**Data provided**
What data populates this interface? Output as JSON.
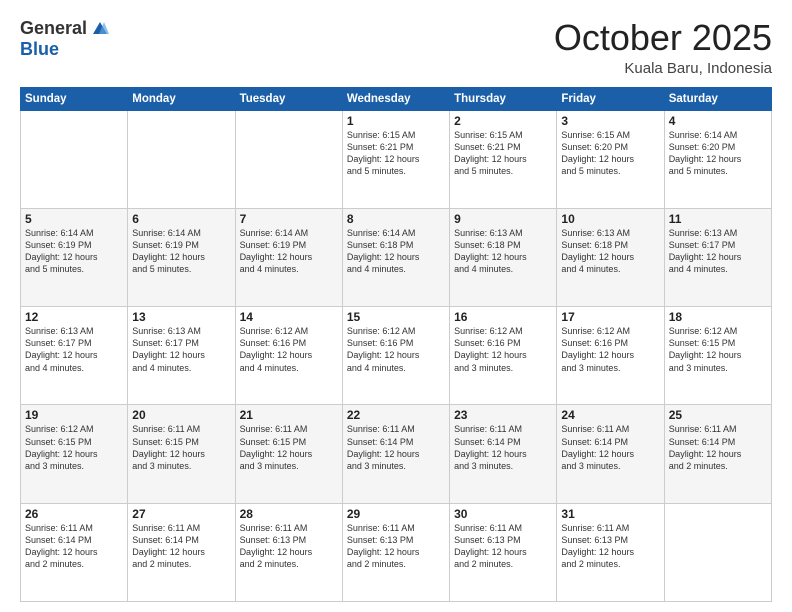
{
  "header": {
    "logo_general": "General",
    "logo_blue": "Blue",
    "month_title": "October 2025",
    "location": "Kuala Baru, Indonesia"
  },
  "days_of_week": [
    "Sunday",
    "Monday",
    "Tuesday",
    "Wednesday",
    "Thursday",
    "Friday",
    "Saturday"
  ],
  "weeks": [
    [
      {
        "day": "",
        "info": ""
      },
      {
        "day": "",
        "info": ""
      },
      {
        "day": "",
        "info": ""
      },
      {
        "day": "1",
        "info": "Sunrise: 6:15 AM\nSunset: 6:21 PM\nDaylight: 12 hours\nand 5 minutes."
      },
      {
        "day": "2",
        "info": "Sunrise: 6:15 AM\nSunset: 6:21 PM\nDaylight: 12 hours\nand 5 minutes."
      },
      {
        "day": "3",
        "info": "Sunrise: 6:15 AM\nSunset: 6:20 PM\nDaylight: 12 hours\nand 5 minutes."
      },
      {
        "day": "4",
        "info": "Sunrise: 6:14 AM\nSunset: 6:20 PM\nDaylight: 12 hours\nand 5 minutes."
      }
    ],
    [
      {
        "day": "5",
        "info": "Sunrise: 6:14 AM\nSunset: 6:19 PM\nDaylight: 12 hours\nand 5 minutes."
      },
      {
        "day": "6",
        "info": "Sunrise: 6:14 AM\nSunset: 6:19 PM\nDaylight: 12 hours\nand 5 minutes."
      },
      {
        "day": "7",
        "info": "Sunrise: 6:14 AM\nSunset: 6:19 PM\nDaylight: 12 hours\nand 4 minutes."
      },
      {
        "day": "8",
        "info": "Sunrise: 6:14 AM\nSunset: 6:18 PM\nDaylight: 12 hours\nand 4 minutes."
      },
      {
        "day": "9",
        "info": "Sunrise: 6:13 AM\nSunset: 6:18 PM\nDaylight: 12 hours\nand 4 minutes."
      },
      {
        "day": "10",
        "info": "Sunrise: 6:13 AM\nSunset: 6:18 PM\nDaylight: 12 hours\nand 4 minutes."
      },
      {
        "day": "11",
        "info": "Sunrise: 6:13 AM\nSunset: 6:17 PM\nDaylight: 12 hours\nand 4 minutes."
      }
    ],
    [
      {
        "day": "12",
        "info": "Sunrise: 6:13 AM\nSunset: 6:17 PM\nDaylight: 12 hours\nand 4 minutes."
      },
      {
        "day": "13",
        "info": "Sunrise: 6:13 AM\nSunset: 6:17 PM\nDaylight: 12 hours\nand 4 minutes."
      },
      {
        "day": "14",
        "info": "Sunrise: 6:12 AM\nSunset: 6:16 PM\nDaylight: 12 hours\nand 4 minutes."
      },
      {
        "day": "15",
        "info": "Sunrise: 6:12 AM\nSunset: 6:16 PM\nDaylight: 12 hours\nand 4 minutes."
      },
      {
        "day": "16",
        "info": "Sunrise: 6:12 AM\nSunset: 6:16 PM\nDaylight: 12 hours\nand 3 minutes."
      },
      {
        "day": "17",
        "info": "Sunrise: 6:12 AM\nSunset: 6:16 PM\nDaylight: 12 hours\nand 3 minutes."
      },
      {
        "day": "18",
        "info": "Sunrise: 6:12 AM\nSunset: 6:15 PM\nDaylight: 12 hours\nand 3 minutes."
      }
    ],
    [
      {
        "day": "19",
        "info": "Sunrise: 6:12 AM\nSunset: 6:15 PM\nDaylight: 12 hours\nand 3 minutes."
      },
      {
        "day": "20",
        "info": "Sunrise: 6:11 AM\nSunset: 6:15 PM\nDaylight: 12 hours\nand 3 minutes."
      },
      {
        "day": "21",
        "info": "Sunrise: 6:11 AM\nSunset: 6:15 PM\nDaylight: 12 hours\nand 3 minutes."
      },
      {
        "day": "22",
        "info": "Sunrise: 6:11 AM\nSunset: 6:14 PM\nDaylight: 12 hours\nand 3 minutes."
      },
      {
        "day": "23",
        "info": "Sunrise: 6:11 AM\nSunset: 6:14 PM\nDaylight: 12 hours\nand 3 minutes."
      },
      {
        "day": "24",
        "info": "Sunrise: 6:11 AM\nSunset: 6:14 PM\nDaylight: 12 hours\nand 3 minutes."
      },
      {
        "day": "25",
        "info": "Sunrise: 6:11 AM\nSunset: 6:14 PM\nDaylight: 12 hours\nand 2 minutes."
      }
    ],
    [
      {
        "day": "26",
        "info": "Sunrise: 6:11 AM\nSunset: 6:14 PM\nDaylight: 12 hours\nand 2 minutes."
      },
      {
        "day": "27",
        "info": "Sunrise: 6:11 AM\nSunset: 6:14 PM\nDaylight: 12 hours\nand 2 minutes."
      },
      {
        "day": "28",
        "info": "Sunrise: 6:11 AM\nSunset: 6:13 PM\nDaylight: 12 hours\nand 2 minutes."
      },
      {
        "day": "29",
        "info": "Sunrise: 6:11 AM\nSunset: 6:13 PM\nDaylight: 12 hours\nand 2 minutes."
      },
      {
        "day": "30",
        "info": "Sunrise: 6:11 AM\nSunset: 6:13 PM\nDaylight: 12 hours\nand 2 minutes."
      },
      {
        "day": "31",
        "info": "Sunrise: 6:11 AM\nSunset: 6:13 PM\nDaylight: 12 hours\nand 2 minutes."
      },
      {
        "day": "",
        "info": ""
      }
    ]
  ]
}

**Short exercise**
Reproduce the full material exactly, excluding the pictures.

**Exercise answer**
What data populates this interface? Output as JSON.
{
  "header": {
    "logo_general": "General",
    "logo_blue": "Blue",
    "month_title": "October 2025",
    "location": "Kuala Baru, Indonesia"
  },
  "days_of_week": [
    "Sunday",
    "Monday",
    "Tuesday",
    "Wednesday",
    "Thursday",
    "Friday",
    "Saturday"
  ],
  "weeks": [
    [
      {
        "day": "",
        "info": ""
      },
      {
        "day": "",
        "info": ""
      },
      {
        "day": "",
        "info": ""
      },
      {
        "day": "1",
        "info": "Sunrise: 6:15 AM\nSunset: 6:21 PM\nDaylight: 12 hours\nand 5 minutes."
      },
      {
        "day": "2",
        "info": "Sunrise: 6:15 AM\nSunset: 6:21 PM\nDaylight: 12 hours\nand 5 minutes."
      },
      {
        "day": "3",
        "info": "Sunrise: 6:15 AM\nSunset: 6:20 PM\nDaylight: 12 hours\nand 5 minutes."
      },
      {
        "day": "4",
        "info": "Sunrise: 6:14 AM\nSunset: 6:20 PM\nDaylight: 12 hours\nand 5 minutes."
      }
    ],
    [
      {
        "day": "5",
        "info": "Sunrise: 6:14 AM\nSunset: 6:19 PM\nDaylight: 12 hours\nand 5 minutes."
      },
      {
        "day": "6",
        "info": "Sunrise: 6:14 AM\nSunset: 6:19 PM\nDaylight: 12 hours\nand 5 minutes."
      },
      {
        "day": "7",
        "info": "Sunrise: 6:14 AM\nSunset: 6:19 PM\nDaylight: 12 hours\nand 4 minutes."
      },
      {
        "day": "8",
        "info": "Sunrise: 6:14 AM\nSunset: 6:18 PM\nDaylight: 12 hours\nand 4 minutes."
      },
      {
        "day": "9",
        "info": "Sunrise: 6:13 AM\nSunset: 6:18 PM\nDaylight: 12 hours\nand 4 minutes."
      },
      {
        "day": "10",
        "info": "Sunrise: 6:13 AM\nSunset: 6:18 PM\nDaylight: 12 hours\nand 4 minutes."
      },
      {
        "day": "11",
        "info": "Sunrise: 6:13 AM\nSunset: 6:17 PM\nDaylight: 12 hours\nand 4 minutes."
      }
    ],
    [
      {
        "day": "12",
        "info": "Sunrise: 6:13 AM\nSunset: 6:17 PM\nDaylight: 12 hours\nand 4 minutes."
      },
      {
        "day": "13",
        "info": "Sunrise: 6:13 AM\nSunset: 6:17 PM\nDaylight: 12 hours\nand 4 minutes."
      },
      {
        "day": "14",
        "info": "Sunrise: 6:12 AM\nSunset: 6:16 PM\nDaylight: 12 hours\nand 4 minutes."
      },
      {
        "day": "15",
        "info": "Sunrise: 6:12 AM\nSunset: 6:16 PM\nDaylight: 12 hours\nand 4 minutes."
      },
      {
        "day": "16",
        "info": "Sunrise: 6:12 AM\nSunset: 6:16 PM\nDaylight: 12 hours\nand 3 minutes."
      },
      {
        "day": "17",
        "info": "Sunrise: 6:12 AM\nSunset: 6:16 PM\nDaylight: 12 hours\nand 3 minutes."
      },
      {
        "day": "18",
        "info": "Sunrise: 6:12 AM\nSunset: 6:15 PM\nDaylight: 12 hours\nand 3 minutes."
      }
    ],
    [
      {
        "day": "19",
        "info": "Sunrise: 6:12 AM\nSunset: 6:15 PM\nDaylight: 12 hours\nand 3 minutes."
      },
      {
        "day": "20",
        "info": "Sunrise: 6:11 AM\nSunset: 6:15 PM\nDaylight: 12 hours\nand 3 minutes."
      },
      {
        "day": "21",
        "info": "Sunrise: 6:11 AM\nSunset: 6:15 PM\nDaylight: 12 hours\nand 3 minutes."
      },
      {
        "day": "22",
        "info": "Sunrise: 6:11 AM\nSunset: 6:14 PM\nDaylight: 12 hours\nand 3 minutes."
      },
      {
        "day": "23",
        "info": "Sunrise: 6:11 AM\nSunset: 6:14 PM\nDaylight: 12 hours\nand 3 minutes."
      },
      {
        "day": "24",
        "info": "Sunrise: 6:11 AM\nSunset: 6:14 PM\nDaylight: 12 hours\nand 3 minutes."
      },
      {
        "day": "25",
        "info": "Sunrise: 6:11 AM\nSunset: 6:14 PM\nDaylight: 12 hours\nand 2 minutes."
      }
    ],
    [
      {
        "day": "26",
        "info": "Sunrise: 6:11 AM\nSunset: 6:14 PM\nDaylight: 12 hours\nand 2 minutes."
      },
      {
        "day": "27",
        "info": "Sunrise: 6:11 AM\nSunset: 6:14 PM\nDaylight: 12 hours\nand 2 minutes."
      },
      {
        "day": "28",
        "info": "Sunrise: 6:11 AM\nSunset: 6:13 PM\nDaylight: 12 hours\nand 2 minutes."
      },
      {
        "day": "29",
        "info": "Sunrise: 6:11 AM\nSunset: 6:13 PM\nDaylight: 12 hours\nand 2 minutes."
      },
      {
        "day": "30",
        "info": "Sunrise: 6:11 AM\nSunset: 6:13 PM\nDaylight: 12 hours\nand 2 minutes."
      },
      {
        "day": "31",
        "info": "Sunrise: 6:11 AM\nSunset: 6:13 PM\nDaylight: 12 hours\nand 2 minutes."
      },
      {
        "day": "",
        "info": ""
      }
    ]
  ]
}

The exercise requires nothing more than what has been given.